Task directions: Reproduce the entries word for word, and omit any picture you find in them.

--- start Extracted entries ---

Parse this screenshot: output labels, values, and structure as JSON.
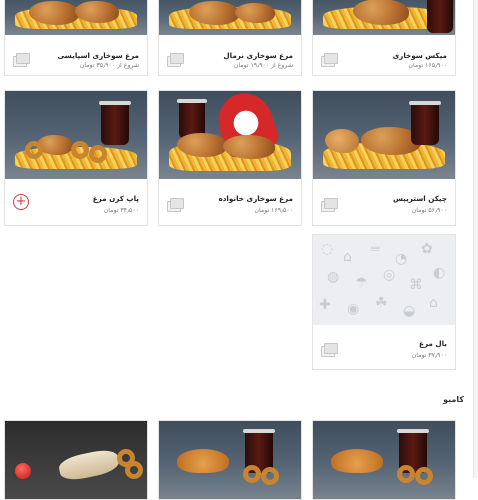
{
  "currency": "تومان",
  "row1": [
    {
      "title": "میکس سوخاری",
      "price": "۱۶۵٫۹۰۰ تومان"
    },
    {
      "title": "مرغ سوخاری نرمال",
      "price": "شروع از ۱۹٫۹۰۰ تومان"
    },
    {
      "title": "مرغ سوخاری اسپایسی",
      "price": "شروع از ۳۵٫۹۰۰ تومان"
    }
  ],
  "row2": [
    {
      "title": "چیکن استریپس",
      "price": "۵۶٫۹۰۰ تومان"
    },
    {
      "title": "مرغ سوخاری خانواده",
      "price": "۱۶۹٫۵۰۰ تومان"
    },
    {
      "title": "پاپ کرن مرغ",
      "price": "۳۴٫۵۰۰ تومان",
      "add_icon": "plus-circle-icon"
    }
  ],
  "row3": [
    {
      "title": "بال مرغ",
      "price": "۳۷٫۹۰۰ تومان"
    }
  ],
  "section": {
    "combo_title": "کامبو"
  },
  "colors": {
    "accent": "#d83a3a",
    "border": "#e3e3e3"
  }
}
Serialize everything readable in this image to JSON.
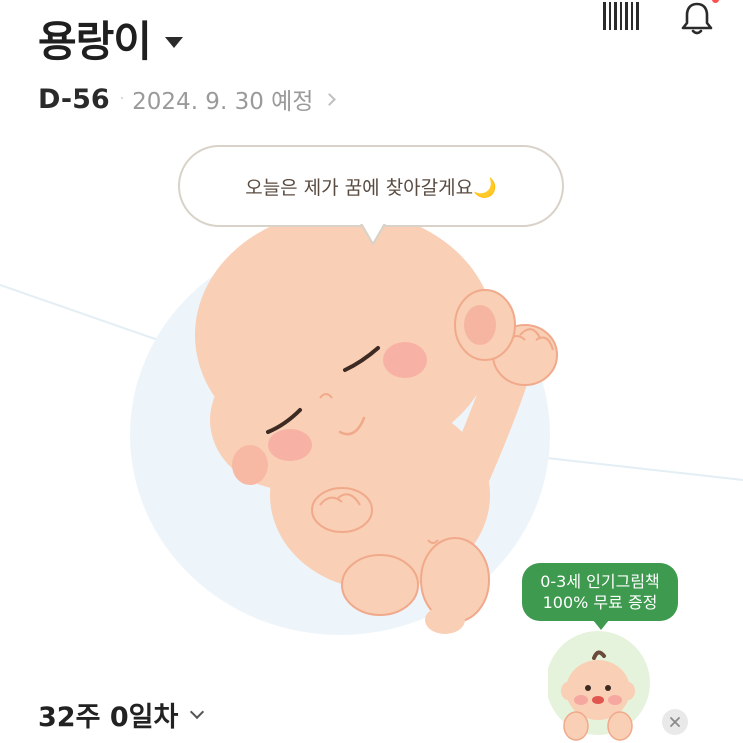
{
  "header": {
    "title": "용랑이",
    "dday": "D-56",
    "separator": "·",
    "due_date": "2024. 9. 30 예정"
  },
  "top_icons": [
    {
      "name": "barcode-icon"
    },
    {
      "name": "bell-icon",
      "has_badge": true
    }
  ],
  "bubble": {
    "message": "오늘은 제가 꿈에 찾아갈게요🌙"
  },
  "promo": {
    "line1": "0-3세 인기그림책",
    "line2": "100% 무료 증정"
  },
  "week": {
    "label": "32주 0일차"
  },
  "colors": {
    "promo_green": "#3d9a4e",
    "skin": "#f7c9ae",
    "badge_red": "#ff4d4d"
  }
}
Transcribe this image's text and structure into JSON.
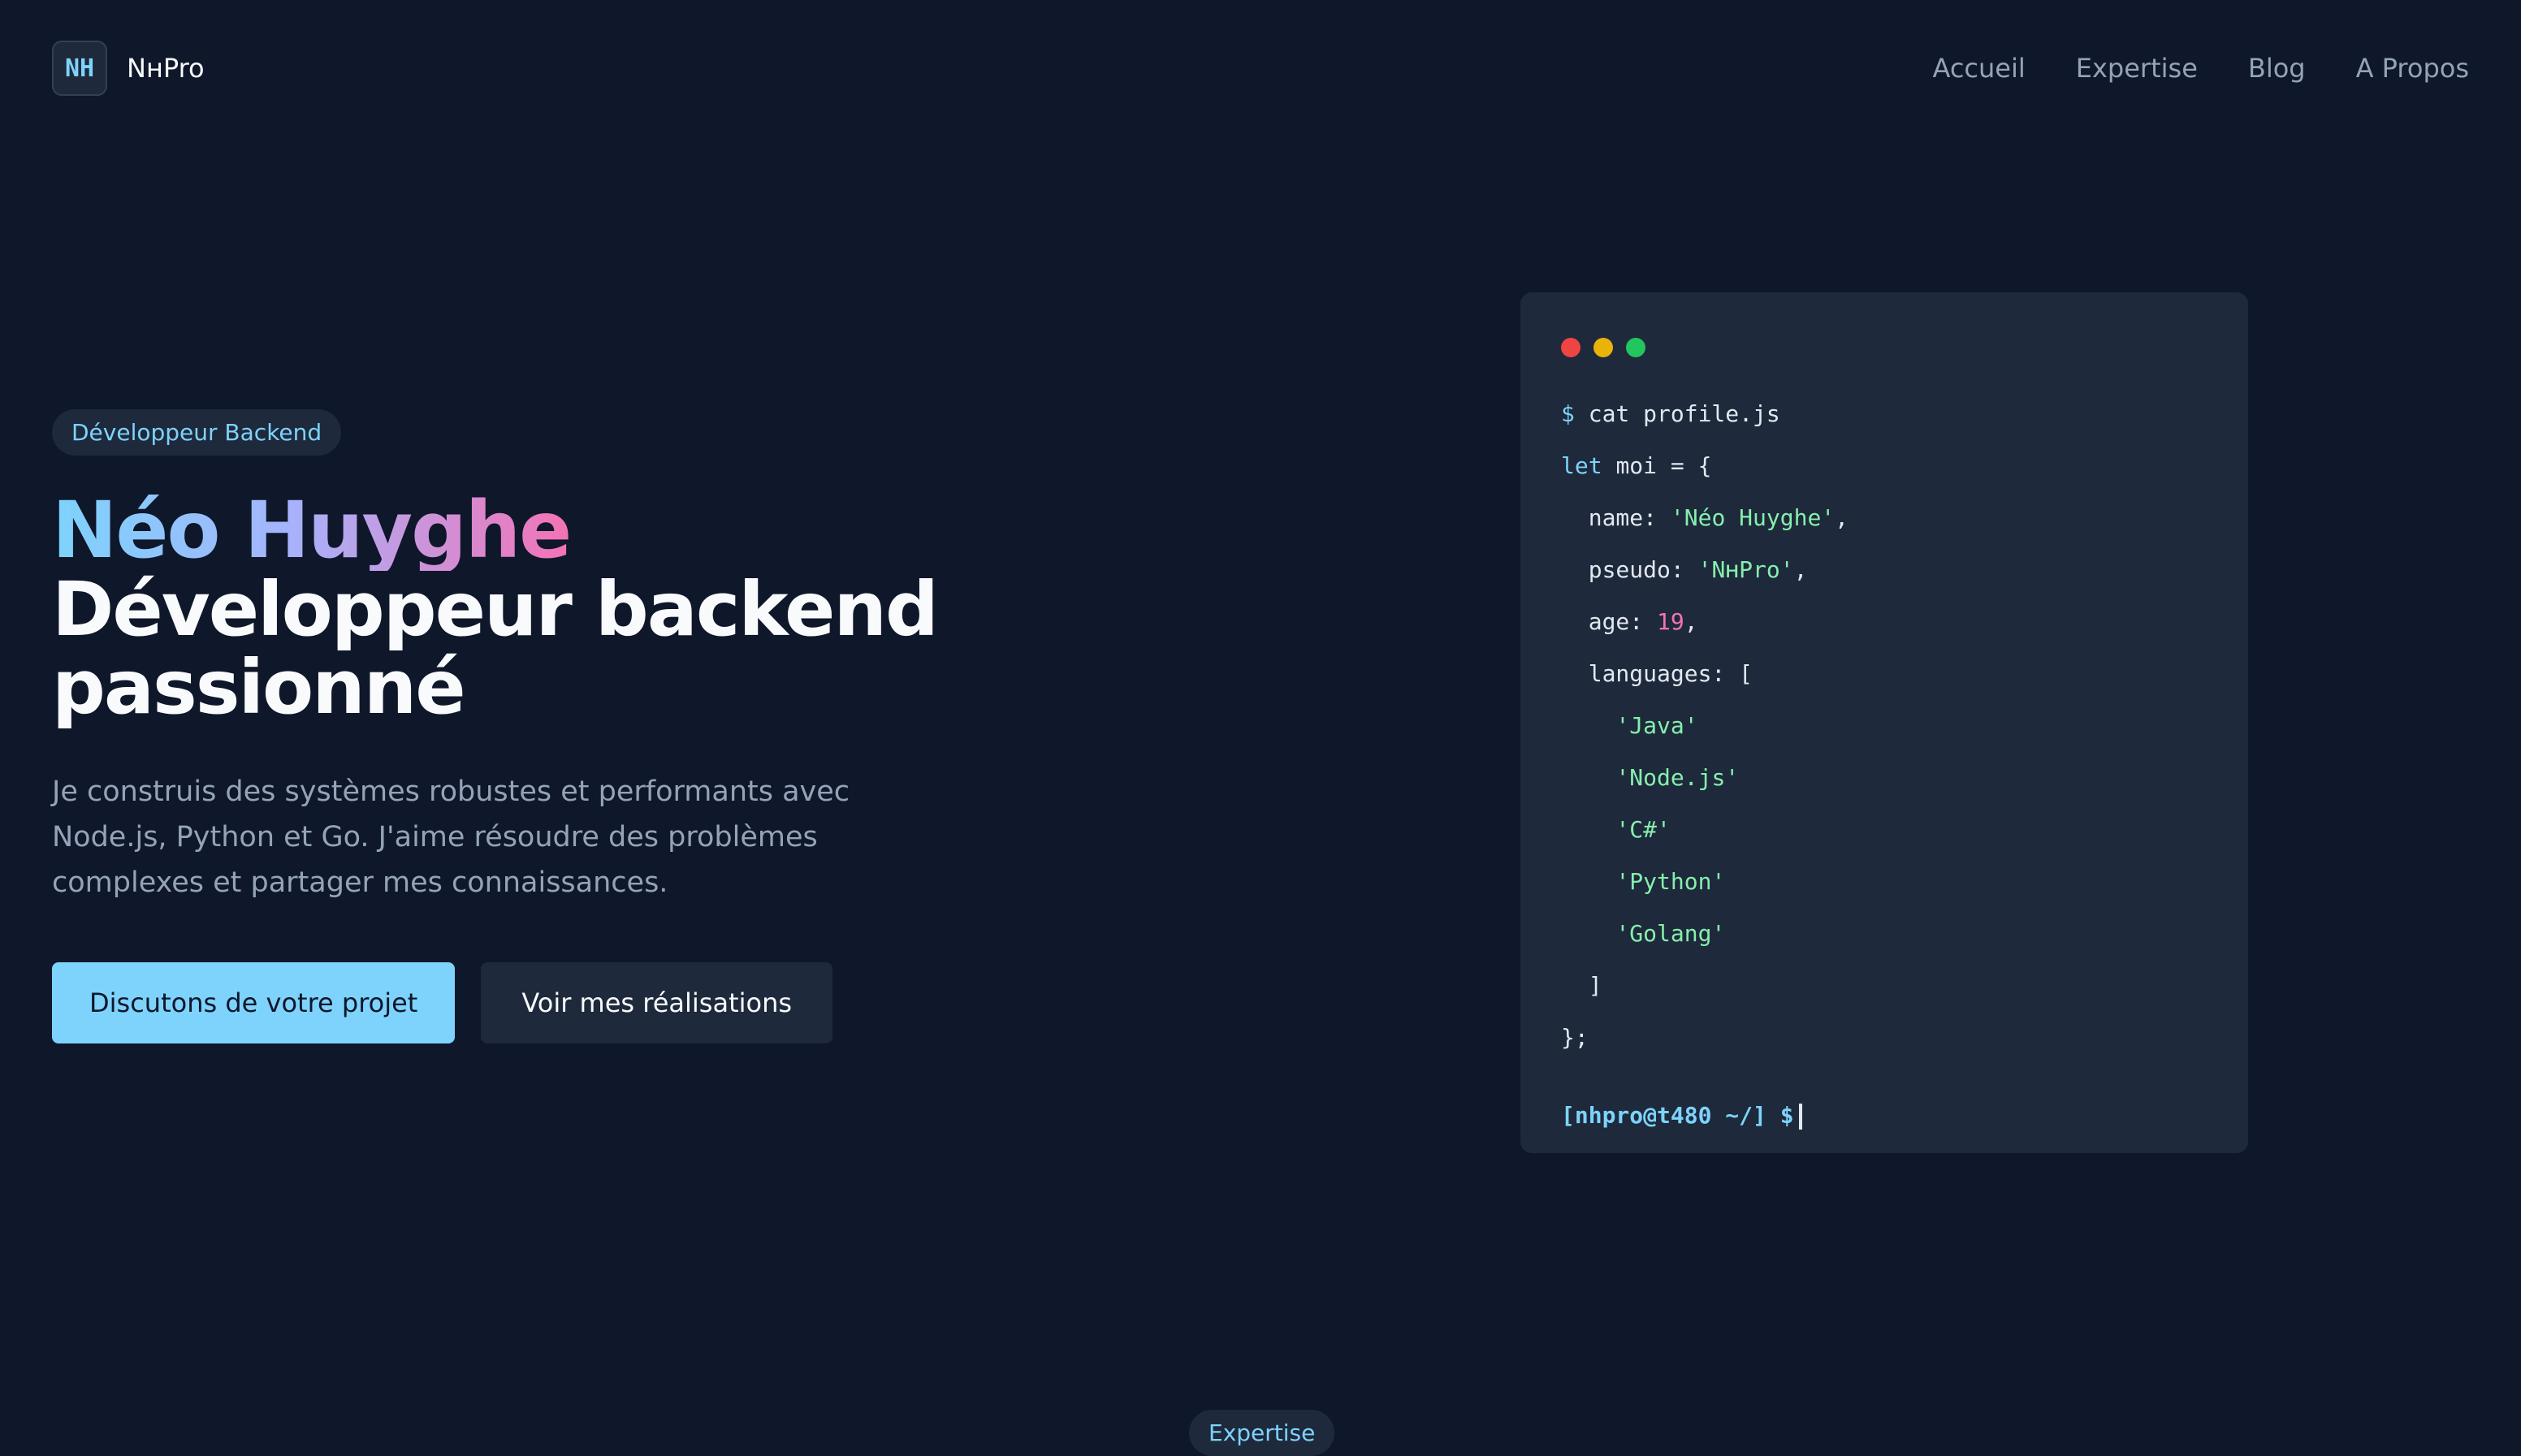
{
  "brand": {
    "badge": "NH",
    "name": "NʜPro"
  },
  "nav": {
    "links": [
      "Accueil",
      "Expertise",
      "Blog",
      "A Propos"
    ]
  },
  "hero": {
    "pill": "Développeur Backend",
    "name": "Néo Huyghe",
    "title_line1": "Développeur backend",
    "title_line2": "passionné",
    "description": "Je construis des systèmes robustes et performants avec Node.js, Python et Go. J'aime résoudre des problèmes complexes et partager mes connaissances.",
    "primary_button": "Discutons de votre projet",
    "secondary_button": "Voir mes réalisations"
  },
  "terminal": {
    "dot_colors": [
      "#ef4444",
      "#eab308",
      "#22c55e"
    ],
    "command_symbol": "$",
    "command": "cat profile.js",
    "keyword": "let",
    "var_decl": "moi = {",
    "fields": {
      "name_key": "name:",
      "name_value": "'Néo Huyghe'",
      "pseudo_key": "pseudo:",
      "pseudo_value": "'NʜPro'",
      "age_key": "age:",
      "age_value": "19",
      "languages_key": "languages: ["
    },
    "languages": [
      "'Java'",
      "'Node.js'",
      "'C#'",
      "'Python'",
      "'Golang'"
    ],
    "array_close": "]",
    "object_close": "};",
    "prompt": "[nhpro@t480 ~/] $"
  },
  "section_pill": "Expertise",
  "colors": {
    "background": "#0f172a",
    "surface": "#1e293b",
    "accent": "#7dd3fc",
    "string": "#86efac",
    "number": "#f472b6"
  }
}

--- end Extracted entries ---

Task response:
Parse this screenshot: output labels, values, and structure as JSON.
{
  "currency": "تومان",
  "row1": [
    {
      "title": "میکس سوخاری",
      "price": "۱۶۵٫۹۰۰ تومان"
    },
    {
      "title": "مرغ سوخاری نرمال",
      "price": "شروع از ۱۹٫۹۰۰ تومان"
    },
    {
      "title": "مرغ سوخاری اسپایسی",
      "price": "شروع از ۳۵٫۹۰۰ تومان"
    }
  ],
  "row2": [
    {
      "title": "چیکن استریپس",
      "price": "۵۶٫۹۰۰ تومان"
    },
    {
      "title": "مرغ سوخاری خانواده",
      "price": "۱۶۹٫۵۰۰ تومان"
    },
    {
      "title": "پاپ کرن مرغ",
      "price": "۳۴٫۵۰۰ تومان",
      "add_icon": "plus-circle-icon"
    }
  ],
  "row3": [
    {
      "title": "بال مرغ",
      "price": "۳۷٫۹۰۰ تومان"
    }
  ],
  "section": {
    "combo_title": "کامبو"
  },
  "colors": {
    "accent": "#d83a3a",
    "border": "#e3e3e3"
  }
}
Serialize everything readable in this image to JSON.
{
  "header": {
    "title": "용랑이",
    "dday": "D-56",
    "separator": "·",
    "due_date": "2024. 9. 30 예정"
  },
  "top_icons": [
    {
      "name": "barcode-icon"
    },
    {
      "name": "bell-icon",
      "has_badge": true
    }
  ],
  "bubble": {
    "message": "오늘은 제가 꿈에 찾아갈게요🌙"
  },
  "promo": {
    "line1": "0-3세 인기그림책",
    "line2": "100% 무료 증정"
  },
  "week": {
    "label": "32주 0일차"
  },
  "colors": {
    "promo_green": "#3d9a4e",
    "skin": "#f7c9ae",
    "badge_red": "#ff4d4d"
  }
}
Transcribe this image's text and structure into JSON.
{
  "brand": {
    "badge": "NH",
    "name": "NʜPro"
  },
  "nav": {
    "links": [
      "Accueil",
      "Expertise",
      "Blog",
      "A Propos"
    ]
  },
  "hero": {
    "pill": "Développeur Backend",
    "name": "Néo Huyghe",
    "title_line1": "Développeur backend",
    "title_line2": "passionné",
    "description": "Je construis des systèmes robustes et performants avec Node.js, Python et Go. J'aime résoudre des problèmes complexes et partager mes connaissances.",
    "primary_button": "Discutons de votre projet",
    "secondary_button": "Voir mes réalisations"
  },
  "terminal": {
    "dot_colors": [
      "#ef4444",
      "#eab308",
      "#22c55e"
    ],
    "command_symbol": "$",
    "command": "cat profile.js",
    "keyword": "let",
    "var_decl": "moi = {",
    "fields": {
      "name_key": "name:",
      "name_value": "'Néo Huyghe'",
      "pseudo_key": "pseudo:",
      "pseudo_value": "'NʜPro'",
      "age_key": "age:",
      "age_value": "19",
      "languages_key": "languages: ["
    },
    "languages": [
      "'Java'",
      "'Node.js'",
      "'C#'",
      "'Python'",
      "'Golang'"
    ],
    "array_close": "]",
    "object_close": "};",
    "prompt": "[nhpro@t480 ~/] $"
  },
  "section_pill": "Expertise",
  "colors": {
    "background": "#0f172a",
    "surface": "#1e293b",
    "accent": "#7dd3fc",
    "string": "#86efac",
    "number": "#f472b6"
  }
}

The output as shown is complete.